> _JOUW OPDRACHT_
Typ het materiaal hieronder regel voor regel en zonder enige wijziging over.

> _DATASETRECORDS_

▽

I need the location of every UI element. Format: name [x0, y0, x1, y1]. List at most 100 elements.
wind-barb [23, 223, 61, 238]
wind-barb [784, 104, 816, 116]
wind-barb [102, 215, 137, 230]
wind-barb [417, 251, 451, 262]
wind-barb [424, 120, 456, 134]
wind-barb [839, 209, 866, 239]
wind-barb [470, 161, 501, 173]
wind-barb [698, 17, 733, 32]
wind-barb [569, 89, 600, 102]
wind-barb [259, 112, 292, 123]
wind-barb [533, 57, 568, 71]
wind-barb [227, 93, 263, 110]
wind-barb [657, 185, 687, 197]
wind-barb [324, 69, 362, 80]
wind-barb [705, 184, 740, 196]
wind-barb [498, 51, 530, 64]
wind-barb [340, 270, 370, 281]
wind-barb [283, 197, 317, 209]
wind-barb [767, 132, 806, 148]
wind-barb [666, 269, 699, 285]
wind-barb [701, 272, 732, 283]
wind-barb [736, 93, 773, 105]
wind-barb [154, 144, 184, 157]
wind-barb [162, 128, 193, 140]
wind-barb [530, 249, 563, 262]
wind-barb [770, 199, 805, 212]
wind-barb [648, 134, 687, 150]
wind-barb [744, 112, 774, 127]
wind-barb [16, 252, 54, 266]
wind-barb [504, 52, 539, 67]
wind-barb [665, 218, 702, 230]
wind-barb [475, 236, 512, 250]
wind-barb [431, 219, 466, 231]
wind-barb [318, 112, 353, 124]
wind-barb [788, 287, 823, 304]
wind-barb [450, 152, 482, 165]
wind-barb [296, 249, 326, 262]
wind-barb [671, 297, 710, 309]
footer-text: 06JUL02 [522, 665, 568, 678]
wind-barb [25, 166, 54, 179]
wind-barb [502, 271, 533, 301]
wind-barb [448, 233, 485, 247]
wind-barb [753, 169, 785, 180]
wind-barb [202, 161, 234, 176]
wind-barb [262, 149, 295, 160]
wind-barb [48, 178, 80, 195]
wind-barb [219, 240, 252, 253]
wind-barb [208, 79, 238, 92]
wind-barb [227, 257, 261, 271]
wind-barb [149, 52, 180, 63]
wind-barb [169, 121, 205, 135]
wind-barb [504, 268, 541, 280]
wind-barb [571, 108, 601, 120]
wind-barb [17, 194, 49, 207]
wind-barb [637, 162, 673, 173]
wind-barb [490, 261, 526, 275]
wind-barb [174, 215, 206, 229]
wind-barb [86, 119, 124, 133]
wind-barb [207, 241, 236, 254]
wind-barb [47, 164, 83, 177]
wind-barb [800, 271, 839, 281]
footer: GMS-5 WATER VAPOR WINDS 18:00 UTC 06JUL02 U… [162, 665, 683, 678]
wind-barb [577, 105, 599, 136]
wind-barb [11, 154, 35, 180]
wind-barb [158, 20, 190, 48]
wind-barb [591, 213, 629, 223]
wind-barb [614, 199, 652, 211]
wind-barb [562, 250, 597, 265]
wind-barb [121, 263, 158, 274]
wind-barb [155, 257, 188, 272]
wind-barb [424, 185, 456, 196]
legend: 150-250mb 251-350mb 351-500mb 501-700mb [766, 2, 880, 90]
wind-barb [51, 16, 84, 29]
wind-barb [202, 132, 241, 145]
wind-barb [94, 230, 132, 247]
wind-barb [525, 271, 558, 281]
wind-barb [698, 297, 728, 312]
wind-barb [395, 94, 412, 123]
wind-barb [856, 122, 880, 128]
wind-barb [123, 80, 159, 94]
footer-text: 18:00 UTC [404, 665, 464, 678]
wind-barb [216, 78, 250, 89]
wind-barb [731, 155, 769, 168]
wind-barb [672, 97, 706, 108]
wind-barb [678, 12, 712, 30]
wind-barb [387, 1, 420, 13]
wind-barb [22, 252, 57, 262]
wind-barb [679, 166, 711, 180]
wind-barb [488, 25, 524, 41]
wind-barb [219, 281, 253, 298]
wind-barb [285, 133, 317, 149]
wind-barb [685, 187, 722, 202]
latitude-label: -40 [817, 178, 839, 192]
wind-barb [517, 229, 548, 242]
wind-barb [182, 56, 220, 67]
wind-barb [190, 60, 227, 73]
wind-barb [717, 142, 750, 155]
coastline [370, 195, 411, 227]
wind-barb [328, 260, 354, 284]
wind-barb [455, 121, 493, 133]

△

> _HET RESULTAAT_
I need the location of every UI element. Format: name [x0, y0, x1, y1]. List at most 100 elements.
wind-barb [23, 223, 61, 238]
wind-barb [784, 104, 816, 116]
wind-barb [102, 215, 137, 230]
wind-barb [417, 251, 451, 262]
wind-barb [424, 120, 456, 134]
wind-barb [839, 209, 866, 239]
wind-barb [470, 161, 501, 173]
wind-barb [698, 17, 733, 32]
wind-barb [569, 89, 600, 102]
wind-barb [259, 112, 292, 123]
wind-barb [533, 57, 568, 71]
wind-barb [227, 93, 263, 110]
wind-barb [657, 185, 687, 197]
wind-barb [324, 69, 362, 80]
wind-barb [705, 184, 740, 196]
wind-barb [498, 51, 530, 64]
wind-barb [340, 270, 370, 281]
wind-barb [283, 197, 317, 209]
wind-barb [767, 132, 806, 148]
wind-barb [666, 269, 699, 285]
wind-barb [701, 272, 732, 283]
wind-barb [736, 93, 773, 105]
wind-barb [154, 144, 184, 157]
wind-barb [162, 128, 193, 140]
wind-barb [530, 249, 563, 262]
wind-barb [770, 199, 805, 212]
wind-barb [648, 134, 687, 150]
wind-barb [744, 112, 774, 127]
wind-barb [16, 252, 54, 266]
wind-barb [504, 52, 539, 67]
wind-barb [665, 218, 702, 230]
wind-barb [475, 236, 512, 250]
wind-barb [431, 219, 466, 231]
wind-barb [318, 112, 353, 124]
wind-barb [788, 287, 823, 304]
wind-barb [450, 152, 482, 165]
wind-barb [296, 249, 326, 262]
wind-barb [671, 297, 710, 309]
footer-text: 06JUL02 [522, 665, 568, 678]
wind-barb [25, 166, 54, 179]
wind-barb [502, 271, 533, 301]
wind-barb [448, 233, 485, 247]
wind-barb [753, 169, 785, 180]
wind-barb [202, 161, 234, 176]
wind-barb [262, 149, 295, 160]
wind-barb [48, 178, 80, 195]
wind-barb [219, 240, 252, 253]
wind-barb [208, 79, 238, 92]
wind-barb [227, 257, 261, 271]
wind-barb [149, 52, 180, 63]
wind-barb [169, 121, 205, 135]
wind-barb [504, 268, 541, 280]
wind-barb [571, 108, 601, 120]
wind-barb [17, 194, 49, 207]
wind-barb [637, 162, 673, 173]
wind-barb [490, 261, 526, 275]
wind-barb [174, 215, 206, 229]
wind-barb [86, 119, 124, 133]
wind-barb [207, 241, 236, 254]
wind-barb [47, 164, 83, 177]
wind-barb [800, 271, 839, 281]
footer: GMS-5 WATER VAPOR WINDS 18:00 UTC 06JUL02 U… [162, 665, 683, 678]
wind-barb [577, 105, 599, 136]
wind-barb [11, 154, 35, 180]
wind-barb [158, 20, 190, 48]
wind-barb [591, 213, 629, 223]
wind-barb [614, 199, 652, 211]
wind-barb [562, 250, 597, 265]
wind-barb [121, 263, 158, 274]
wind-barb [155, 257, 188, 272]
wind-barb [424, 185, 456, 196]
legend: 150-250mb 251-350mb 351-500mb 501-700mb [766, 2, 880, 90]
wind-barb [51, 16, 84, 29]
wind-barb [202, 132, 241, 145]
wind-barb [94, 230, 132, 247]
wind-barb [525, 271, 558, 281]
wind-barb [698, 297, 728, 312]
wind-barb [395, 94, 412, 123]
wind-barb [856, 122, 880, 128]
wind-barb [123, 80, 159, 94]
footer-text: 18:00 UTC [404, 665, 464, 678]
wind-barb [216, 78, 250, 89]
wind-barb [731, 155, 769, 168]
wind-barb [672, 97, 706, 108]
wind-barb [678, 12, 712, 30]
wind-barb [387, 1, 420, 13]
wind-barb [22, 252, 57, 262]
wind-barb [679, 166, 711, 180]
wind-barb [488, 25, 524, 41]
wind-barb [219, 281, 253, 298]
wind-barb [285, 133, 317, 149]
wind-barb [685, 187, 722, 202]
latitude-label: -40 [817, 178, 839, 192]
wind-barb [517, 229, 548, 242]
wind-barb [182, 56, 220, 67]
wind-barb [190, 60, 227, 73]
wind-barb [717, 142, 750, 155]
coastline [370, 195, 411, 227]
wind-barb [328, 260, 354, 284]
wind-barb [455, 121, 493, 133]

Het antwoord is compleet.